A few records
• • •
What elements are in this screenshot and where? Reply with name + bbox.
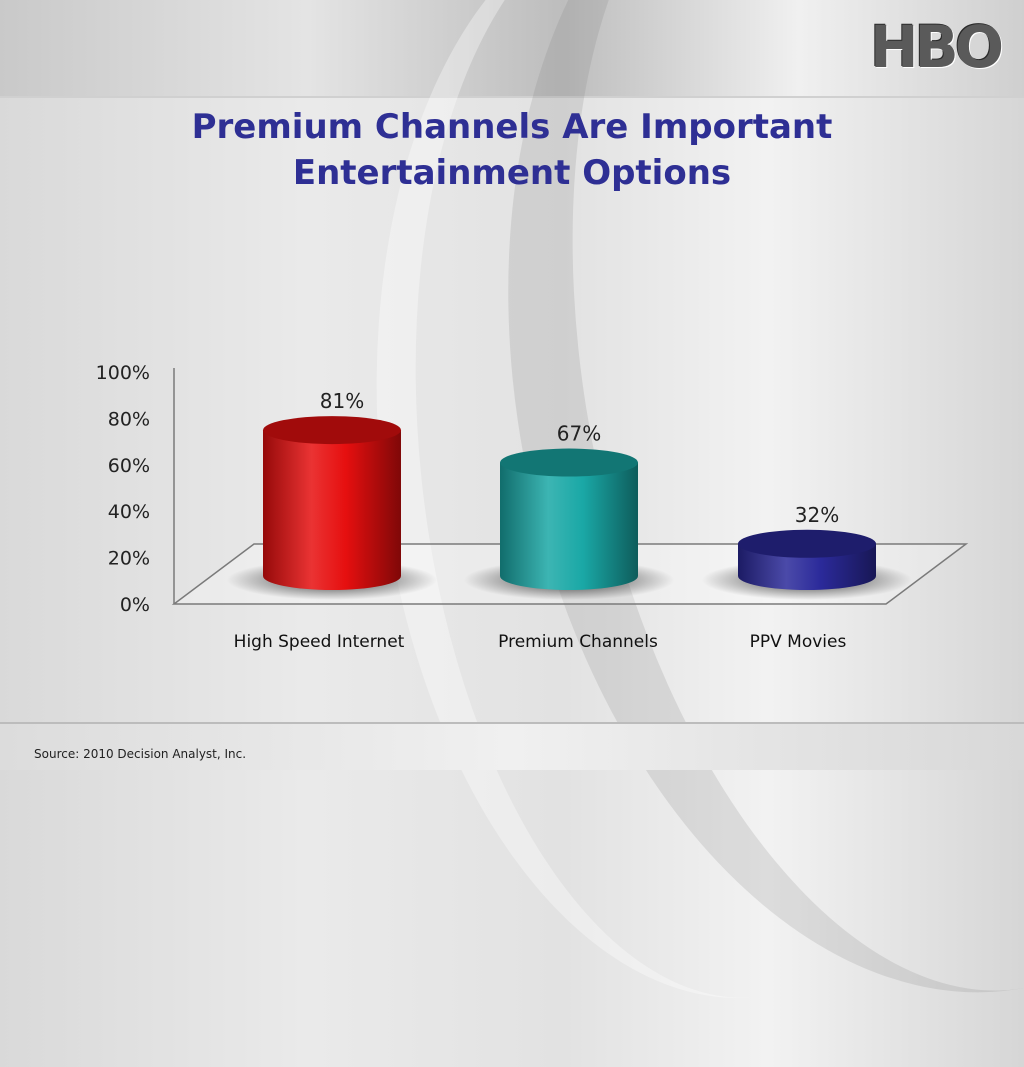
bar-2 (500, 462, 638, 590)
category-label-1: High Speed Internet (234, 632, 405, 652)
bars (263, 416, 876, 590)
category-label-2: Premium Channels (498, 632, 658, 652)
bottom-band (0, 722, 1024, 770)
slide-title: Premium Channels Are Important Entertain… (112, 104, 912, 196)
value-label-2: 67% (557, 422, 601, 446)
hbo-logo: HBO (869, 13, 1004, 81)
bar-top-2 (500, 448, 638, 477)
category-label-3: PPV Movies (750, 632, 847, 652)
y-tick-label: 60% (108, 455, 150, 477)
y-tick-label: 40% (108, 501, 150, 523)
slide-title-line-2: Entertainment Options (292, 153, 732, 193)
top-band (0, 0, 1024, 98)
y-tick-label: 100% (96, 362, 150, 384)
y-tick-label: 0% (120, 594, 150, 616)
slide-title-line-1: Premium Channels Are Important (191, 107, 833, 147)
value-label-1: 81% (320, 389, 364, 413)
y-tick-label: 20% (108, 548, 150, 570)
bar-chart: 0% 20% 40% 60% 80% 100% 81% High Speed Internet… (96, 362, 969, 652)
source-note: Source: 2010 Decision Analyst, Inc. (34, 747, 247, 761)
value-label-3: 32% (795, 503, 839, 527)
chart-labels: 0% 20% 40% 60% 80% 100% 81% High Speed Internet… (96, 362, 847, 652)
bar-top-3 (738, 529, 876, 558)
bar-top-1 (263, 416, 401, 445)
y-tick-label: 80% (108, 408, 150, 430)
bar-1 (263, 430, 401, 590)
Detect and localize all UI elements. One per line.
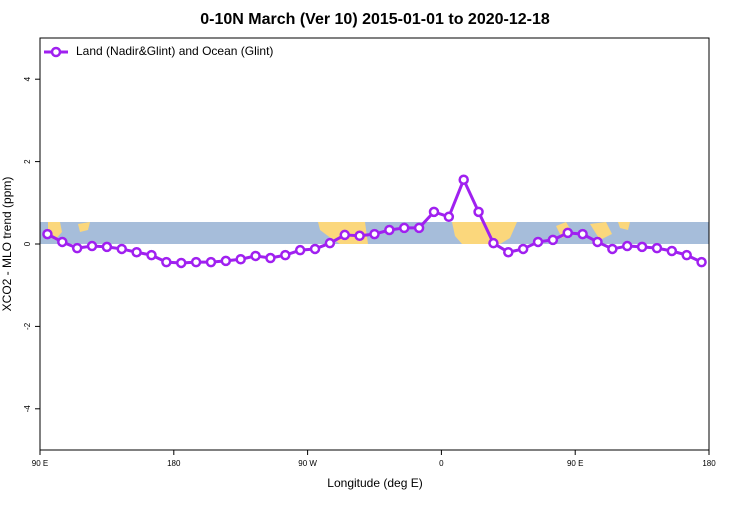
- data-point: [205, 256, 217, 268]
- data-point: [577, 228, 588, 240]
- data-point: [369, 228, 380, 240]
- chart-title: 0-10N March (Ver 10) 2015-01-01 to 2020-…: [200, 11, 550, 28]
- land: [590, 222, 612, 240]
- y-tick-label: 4: [23, 76, 32, 81]
- data-point: [250, 250, 261, 262]
- data-point: [131, 246, 142, 258]
- x-tick-label: 90 W: [298, 459, 317, 468]
- x-axis-label: Longitude (deg E): [327, 476, 422, 490]
- data-point: [621, 240, 633, 252]
- data-point: [116, 243, 128, 255]
- x-tick-label: 180: [702, 459, 716, 468]
- data-point: [458, 174, 469, 185]
- data-point: [86, 240, 98, 252]
- data-point: [265, 252, 276, 264]
- data-point: [57, 236, 68, 248]
- data-point: [636, 241, 648, 253]
- data-point: [532, 236, 544, 248]
- data-point: [517, 243, 529, 255]
- y-tick-label: -2: [23, 322, 32, 330]
- data-point: [309, 243, 321, 255]
- land: [78, 222, 90, 232]
- x-tick-label: 90 E: [567, 459, 583, 468]
- data-point: [488, 237, 499, 249]
- data-point: [101, 241, 113, 253]
- data-point: [175, 257, 187, 269]
- data-point: [235, 253, 246, 265]
- land: [618, 222, 630, 230]
- data-point: [294, 244, 306, 256]
- data-point: [443, 211, 455, 223]
- data-line: [46, 178, 703, 265]
- data-point: [681, 249, 692, 261]
- data-point: [398, 222, 410, 234]
- x-tick-label: 90 E: [32, 459, 48, 468]
- y-tick-label: -4: [23, 405, 32, 413]
- data-point: [562, 227, 574, 239]
- data-point: [190, 256, 202, 268]
- data-point: [146, 249, 157, 261]
- x-tick-label: 180: [167, 459, 181, 468]
- data-point: [503, 246, 514, 258]
- data-point: [696, 256, 707, 268]
- data-point: [473, 206, 484, 218]
- data-point: [280, 249, 291, 261]
- legend-label: Land (Nadir&Glint) and Ocean (Glint): [76, 44, 273, 58]
- legend-marker: [50, 46, 62, 58]
- data-point: [42, 228, 53, 240]
- y-axis-label: XCO2 - MLO trend (ppm): [0, 177, 14, 312]
- data-point: [339, 229, 351, 241]
- data-point: [220, 255, 232, 267]
- data-point: [71, 242, 83, 254]
- data-point: [354, 230, 365, 242]
- data-point: [161, 256, 172, 268]
- x-tick-label: 0: [439, 459, 444, 468]
- data-point: [324, 237, 336, 249]
- y-tick-label: 0: [23, 241, 32, 246]
- y-tick-label: 2: [23, 159, 32, 164]
- data-point: [666, 245, 678, 257]
- data-point: [384, 224, 395, 236]
- data-point: [651, 242, 663, 254]
- data-point: [547, 234, 559, 246]
- data-point: [413, 222, 425, 234]
- data-point: [428, 206, 440, 218]
- data-point: [592, 236, 603, 248]
- data-point: [607, 243, 618, 255]
- land: [452, 222, 517, 244]
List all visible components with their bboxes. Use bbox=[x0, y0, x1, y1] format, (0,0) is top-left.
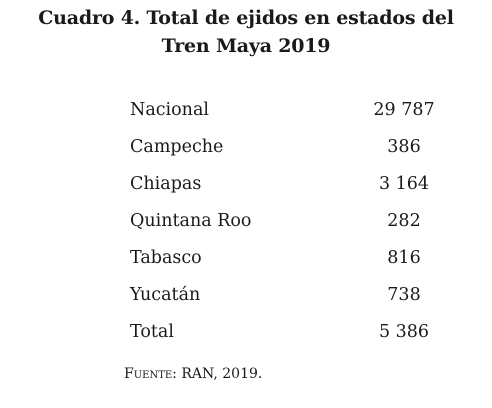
table-row: Quintana Roo 282 bbox=[128, 203, 448, 240]
source-text: RAN, 2019. bbox=[181, 366, 263, 382]
row-value: 5 386 bbox=[378, 322, 430, 342]
row-label: Yucatán bbox=[130, 285, 201, 305]
row-value: 738 bbox=[387, 285, 421, 305]
table-caption: Cuadro 4. Total de ejidos en estados del… bbox=[0, 4, 492, 60]
ejidos-table: Nacional 29 787 Campeche 386 Chiapas 3 1… bbox=[128, 92, 448, 351]
row-label: Campeche bbox=[130, 137, 224, 157]
row-value: 29 787 bbox=[373, 100, 435, 120]
caption-line-2: Tren Maya 2019 bbox=[161, 35, 331, 57]
table-row: Nacional 29 787 bbox=[128, 92, 448, 129]
table-row-total: Total 5 386 bbox=[128, 314, 448, 351]
table-row: Campeche 386 bbox=[128, 129, 448, 166]
table-row: Tabasco 816 bbox=[128, 240, 448, 277]
row-value: 386 bbox=[387, 137, 421, 157]
table-row: Yucatán 738 bbox=[128, 277, 448, 314]
table-row: Chiapas 3 164 bbox=[128, 166, 448, 203]
row-label: Total bbox=[130, 322, 174, 342]
row-value: 3 164 bbox=[378, 174, 430, 194]
row-label: Nacional bbox=[130, 100, 209, 120]
source-label: Fuente: bbox=[124, 366, 177, 382]
row-label: Chiapas bbox=[130, 174, 202, 194]
row-label: Quintana Roo bbox=[130, 211, 252, 231]
row-value: 816 bbox=[387, 248, 421, 268]
caption-line-1: Cuadro 4. Total de ejidos en estados del bbox=[38, 7, 454, 29]
row-value: 282 bbox=[387, 211, 421, 231]
row-label: Tabasco bbox=[130, 248, 202, 268]
source-note: Fuente: RAN, 2019. bbox=[124, 364, 262, 384]
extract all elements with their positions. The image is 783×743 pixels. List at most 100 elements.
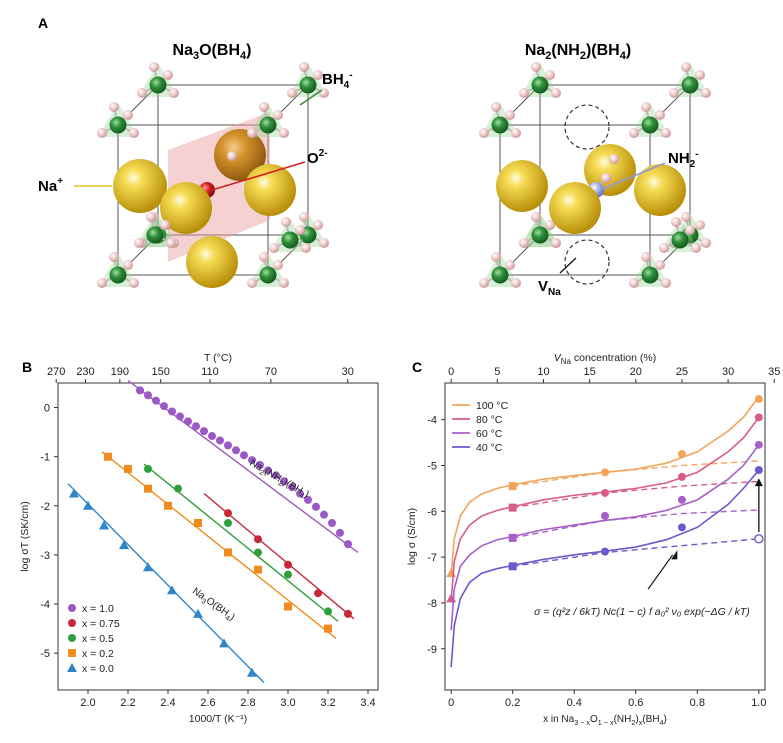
x-tick-label: 2.4 [160, 697, 175, 709]
series-annotation: Na3O(BH4) [189, 586, 237, 625]
boron-atom [281, 231, 299, 249]
hydrogen-atom [551, 238, 561, 248]
data-point [264, 466, 272, 475]
x-tick-label: 0.8 [690, 697, 705, 709]
data-point [272, 471, 280, 480]
top-tick-label: 35 [768, 366, 780, 378]
data-point [601, 488, 609, 497]
x-tick-label: 0.2 [505, 697, 520, 709]
legend-marker [67, 663, 77, 672]
x-tick-label: 0.4 [567, 697, 582, 709]
hydrogen-atom [685, 225, 695, 235]
hydrogen-atom [279, 278, 289, 288]
x-tick-label: 2.2 [120, 697, 135, 709]
dashed-trend [512, 538, 759, 567]
fit-line [67, 483, 265, 684]
top-tick-label: 0 [448, 366, 454, 378]
data-point [312, 502, 320, 511]
data-point [284, 570, 292, 579]
legend-marker [68, 604, 76, 612]
data-point [143, 562, 153, 572]
hydrogen-atom [319, 88, 329, 98]
sodium-ion [549, 182, 601, 234]
hydrogen-atom [629, 128, 639, 138]
chart-b-frame [57, 382, 379, 691]
data-point [192, 422, 200, 431]
y-tick-label: -3 [40, 550, 50, 562]
hydrogen-atom [531, 212, 541, 222]
data-point [508, 503, 517, 512]
boron-atom [491, 116, 509, 134]
top-tick-label: 70 [265, 366, 277, 378]
conductivity-formula: σ = (q²z / 6kT) Nc(1 − c) f a₀² ν₀ exp(−… [534, 606, 750, 618]
hydrogen-atom [691, 243, 701, 253]
top-tick-label: 5 [494, 366, 500, 378]
y-tick-label: -8 [427, 598, 437, 610]
data-point [754, 440, 763, 449]
legend-label: x = 0.2 [82, 648, 114, 660]
y-tick-label: 0 [44, 403, 50, 415]
model-curve [450, 469, 760, 668]
data-point [176, 412, 184, 421]
data-point [144, 391, 152, 400]
data-point [184, 417, 192, 426]
hydrogen-atom [545, 220, 555, 230]
data-point [144, 464, 152, 473]
x-tick-label: 2.0 [80, 697, 95, 709]
boron-atom [259, 116, 277, 134]
data-point [754, 413, 763, 422]
hydrogen-atom [661, 278, 671, 288]
y-axis-label: log σT (SK/cm) [19, 501, 31, 571]
hydrogen-atom [279, 128, 289, 138]
series-annotation: Na2(NH2)(BH4) [247, 458, 311, 502]
data-point [336, 528, 344, 537]
hydrogen-atom [641, 252, 651, 262]
x-tick-label: 2.8 [240, 697, 255, 709]
y-tick-label: -6 [427, 506, 437, 518]
sodium-ion [160, 182, 212, 234]
legend-label: x = 0.75 [82, 618, 120, 630]
boron-atom [531, 226, 549, 244]
hydrogen-atom [701, 88, 711, 98]
hydrogen-atom [655, 110, 665, 120]
boron-atom [299, 76, 317, 94]
top-tick-label: 230 [76, 366, 94, 378]
x-tick-label: 3.4 [360, 697, 375, 709]
hydrogen-atom [629, 278, 639, 288]
boron-atom [146, 226, 164, 244]
legend-label: 80 °C [476, 414, 503, 426]
data-point [174, 484, 182, 493]
dashed-trend [512, 460, 759, 487]
data-point [508, 562, 517, 571]
hydrogen-atom [259, 102, 269, 112]
hydrogen-atom [313, 220, 323, 230]
data-point [508, 482, 517, 491]
data-point [284, 602, 292, 611]
data-point [754, 466, 763, 475]
hydrogen-atom [511, 128, 521, 138]
data-point [256, 461, 264, 470]
data-point [224, 518, 232, 527]
sodium-ion [496, 160, 548, 212]
vna-callout-label: VNa [538, 278, 561, 298]
data-point [304, 495, 312, 504]
data-point [324, 607, 332, 616]
boron-atom [641, 116, 659, 134]
x-tick-label: 2.6 [200, 697, 215, 709]
boron-atom [109, 116, 127, 134]
top-tick-label: 190 [111, 366, 129, 378]
hydrogen-atom [299, 212, 309, 222]
legend-label: 100 °C [476, 400, 509, 412]
hydrogen-atom [109, 102, 119, 112]
hydrogen-atom [129, 278, 139, 288]
data-point [208, 432, 216, 441]
hydrogen-atom [149, 62, 159, 72]
hydrogen-atom [671, 217, 681, 227]
bh4-callout-line [299, 89, 323, 106]
hydrogen-atom [601, 173, 611, 183]
chart-c-frame [444, 382, 766, 691]
top-tick-label: 30 [342, 366, 354, 378]
hydrogen-atom [319, 238, 329, 248]
o-callout-label: O2- [307, 148, 328, 167]
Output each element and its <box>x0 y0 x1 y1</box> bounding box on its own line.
• • •
▸ **Instruction**: Update the listing, starting at the line that has "bar-2 (500, 462, 638, 590)" and stopping after the line that has "bar-top-1 (263, 416, 401, 445)". Replace "y-tick-label" with "y-axis-label" and leave everything else unchanged.

▸ **Exercise solution**:
bar-2 (500, 462, 638, 590)
category-label-1: High Speed Internet (234, 632, 405, 652)
bars (263, 416, 876, 590)
category-label-2: Premium Channels (498, 632, 658, 652)
bottom-band (0, 722, 1024, 770)
slide-title: Premium Channels Are Important Entertain… (112, 104, 912, 196)
value-label-2: 67% (557, 422, 601, 446)
hbo-logo: HBO (869, 13, 1004, 81)
bar-top-2 (500, 448, 638, 477)
category-label-3: PPV Movies (750, 632, 847, 652)
y-axis-label: 60% (108, 455, 150, 477)
y-axis-label: 40% (108, 501, 150, 523)
slide-title-line-2: Entertainment Options (292, 153, 732, 193)
top-band (0, 0, 1024, 98)
y-axis-label: 100% (96, 362, 150, 384)
y-axis-label: 0% (120, 594, 150, 616)
slide-title-line-1: Premium Channels Are Important (191, 107, 833, 147)
value-label-1: 81% (320, 389, 364, 413)
y-axis-label: 20% (108, 548, 150, 570)
bar-chart: 0% 20% 40% 60% 80% 100% 81% High Speed Internet… (96, 362, 969, 652)
source-note: Source: 2010 Decision Analyst, Inc. (34, 747, 247, 761)
value-label-3: 32% (795, 503, 839, 527)
chart-labels: 0% 20% 40% 60% 80% 100% 81% High Speed Internet… (96, 362, 847, 652)
bar-top-3 (738, 529, 876, 558)
bar-top-1 (263, 416, 401, 445)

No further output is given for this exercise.